(Figure dataset records)
===============
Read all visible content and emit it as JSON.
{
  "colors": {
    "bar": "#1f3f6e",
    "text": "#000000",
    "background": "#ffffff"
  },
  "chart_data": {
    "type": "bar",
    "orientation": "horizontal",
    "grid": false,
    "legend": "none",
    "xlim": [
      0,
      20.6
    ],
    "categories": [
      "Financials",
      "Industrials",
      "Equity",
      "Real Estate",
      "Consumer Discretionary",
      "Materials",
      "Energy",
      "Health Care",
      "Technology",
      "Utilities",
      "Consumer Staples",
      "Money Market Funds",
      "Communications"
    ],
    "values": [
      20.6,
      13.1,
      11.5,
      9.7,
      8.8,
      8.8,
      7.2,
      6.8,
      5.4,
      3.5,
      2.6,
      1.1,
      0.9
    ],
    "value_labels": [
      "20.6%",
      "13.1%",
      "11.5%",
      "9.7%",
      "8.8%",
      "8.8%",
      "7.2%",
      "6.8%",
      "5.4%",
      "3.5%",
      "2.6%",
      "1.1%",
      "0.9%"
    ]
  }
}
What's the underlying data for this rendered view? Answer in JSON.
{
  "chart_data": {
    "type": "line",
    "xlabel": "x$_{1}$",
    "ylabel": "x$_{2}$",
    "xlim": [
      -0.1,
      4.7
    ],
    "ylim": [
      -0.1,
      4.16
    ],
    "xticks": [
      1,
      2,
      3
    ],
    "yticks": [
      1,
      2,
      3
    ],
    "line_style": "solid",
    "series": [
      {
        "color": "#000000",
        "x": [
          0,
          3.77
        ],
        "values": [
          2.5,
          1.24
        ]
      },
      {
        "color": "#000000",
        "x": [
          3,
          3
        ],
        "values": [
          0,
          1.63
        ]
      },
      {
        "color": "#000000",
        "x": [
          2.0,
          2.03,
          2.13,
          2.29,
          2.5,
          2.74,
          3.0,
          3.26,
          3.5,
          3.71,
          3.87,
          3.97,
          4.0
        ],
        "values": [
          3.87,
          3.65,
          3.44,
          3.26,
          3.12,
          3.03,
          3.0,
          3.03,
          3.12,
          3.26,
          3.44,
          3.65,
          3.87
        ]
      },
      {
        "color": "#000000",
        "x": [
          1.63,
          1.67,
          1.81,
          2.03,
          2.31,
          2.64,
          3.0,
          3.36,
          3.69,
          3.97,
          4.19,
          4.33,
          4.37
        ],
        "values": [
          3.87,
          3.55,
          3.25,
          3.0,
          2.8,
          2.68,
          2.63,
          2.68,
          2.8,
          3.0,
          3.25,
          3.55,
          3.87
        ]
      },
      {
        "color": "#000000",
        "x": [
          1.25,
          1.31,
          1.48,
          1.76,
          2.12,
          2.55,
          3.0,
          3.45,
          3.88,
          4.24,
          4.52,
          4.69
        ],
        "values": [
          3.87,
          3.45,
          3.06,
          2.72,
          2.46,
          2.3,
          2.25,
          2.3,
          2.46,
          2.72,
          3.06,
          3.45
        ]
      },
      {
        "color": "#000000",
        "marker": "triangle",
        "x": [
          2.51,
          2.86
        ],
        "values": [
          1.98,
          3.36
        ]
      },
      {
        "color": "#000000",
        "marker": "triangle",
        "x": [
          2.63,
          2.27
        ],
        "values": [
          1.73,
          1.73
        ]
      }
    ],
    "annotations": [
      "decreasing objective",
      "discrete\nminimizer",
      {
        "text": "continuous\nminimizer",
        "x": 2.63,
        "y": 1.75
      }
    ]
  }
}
===============
Written instruction
Each entry above is to be quoted exactly.

Solution to this problem
Read all visible content and emit it as JSON.
{
  "colors": {
    "bar": "#1f3f6e",
    "text": "#000000",
    "background": "#ffffff"
  },
  "chart_data": {
    "type": "bar",
    "orientation": "horizontal",
    "grid": false,
    "legend": "none",
    "xlim": [
      0,
      20.6
    ],
    "categories": [
      "Financials",
      "Industrials",
      "Equity",
      "Real Estate",
      "Consumer Discretionary",
      "Materials",
      "Energy",
      "Health Care",
      "Technology",
      "Utilities",
      "Consumer Staples",
      "Money Market Funds",
      "Communications"
    ],
    "values": [
      20.6,
      13.1,
      11.5,
      9.7,
      8.8,
      8.8,
      7.2,
      6.8,
      5.4,
      3.5,
      2.6,
      1.1,
      0.9
    ],
    "value_labels": [
      "20.6%",
      "13.1%",
      "11.5%",
      "9.7%",
      "8.8%",
      "8.8%",
      "7.2%",
      "6.8%",
      "5.4%",
      "3.5%",
      "2.6%",
      "1.1%",
      "0.9%"
    ]
  }
}
What's the underlying data for this rendered view? Answer in JSON.
{
  "chart_data": {
    "type": "line",
    "xlabel": "x$_{1}$",
    "ylabel": "x$_{2}$",
    "xlim": [
      -0.1,
      4.7
    ],
    "ylim": [
      -0.1,
      4.16
    ],
    "xticks": [
      1,
      2,
      3
    ],
    "yticks": [
      1,
      2,
      3
    ],
    "line_style": "solid",
    "series": [
      {
        "color": "#000000",
        "x": [
          0,
          3.77
        ],
        "values": [
          2.5,
          1.24
        ]
      },
      {
        "color": "#000000",
        "x": [
          3,
          3
        ],
        "values": [
          0,
          1.63
        ]
      },
      {
        "color": "#000000",
        "x": [
          2.0,
          2.03,
          2.13,
          2.29,
          2.5,
          2.74,
          3.0,
          3.26,
          3.5,
          3.71,
          3.87,
          3.97,
          4.0
        ],
        "values": [
          3.87,
          3.65,
          3.44,
          3.26,
          3.12,
          3.03,
          3.0,
          3.03,
          3.12,
          3.26,
          3.44,
          3.65,
          3.87
        ]
      },
      {
        "color": "#000000",
        "x": [
          1.63,
          1.67,
          1.81,
          2.03,
          2.31,
          2.64,
          3.0,
          3.36,
          3.69,
          3.97,
          4.19,
          4.33,
          4.37
        ],
        "values": [
          3.87,
          3.55,
          3.25,
          3.0,
          2.8,
          2.68,
          2.63,
          2.68,
          2.8,
          3.0,
          3.25,
          3.55,
          3.87
        ]
      },
      {
        "color": "#000000",
        "x": [
          1.25,
          1.31,
          1.48,
          1.76,
          2.12,
          2.55,
          3.0,
          3.45,
          3.88,
          4.24,
          4.52,
          4.69
        ],
        "values": [
          3.87,
          3.45,
          3.06,
          2.72,
          2.46,
          2.3,
          2.25,
          2.3,
          2.46,
          2.72,
          3.06,
          3.45
        ]
      },
      {
        "color": "#000000",
        "marker": "triangle",
        "x": [
          2.51,
          2.86
        ],
        "values": [
          1.98,
          3.36
        ]
      },
      {
        "color": "#000000",
        "marker": "triangle",
        "x": [
          2.63,
          2.27
        ],
        "values": [
          1.73,
          1.73
        ]
      }
    ],
    "annotations": [
      "decreasing objective",
      "discrete\nminimizer",
      {
        "text": "continuous\nminimizer",
        "x": 2.63,
        "y": 1.75
      }
    ]
  }
}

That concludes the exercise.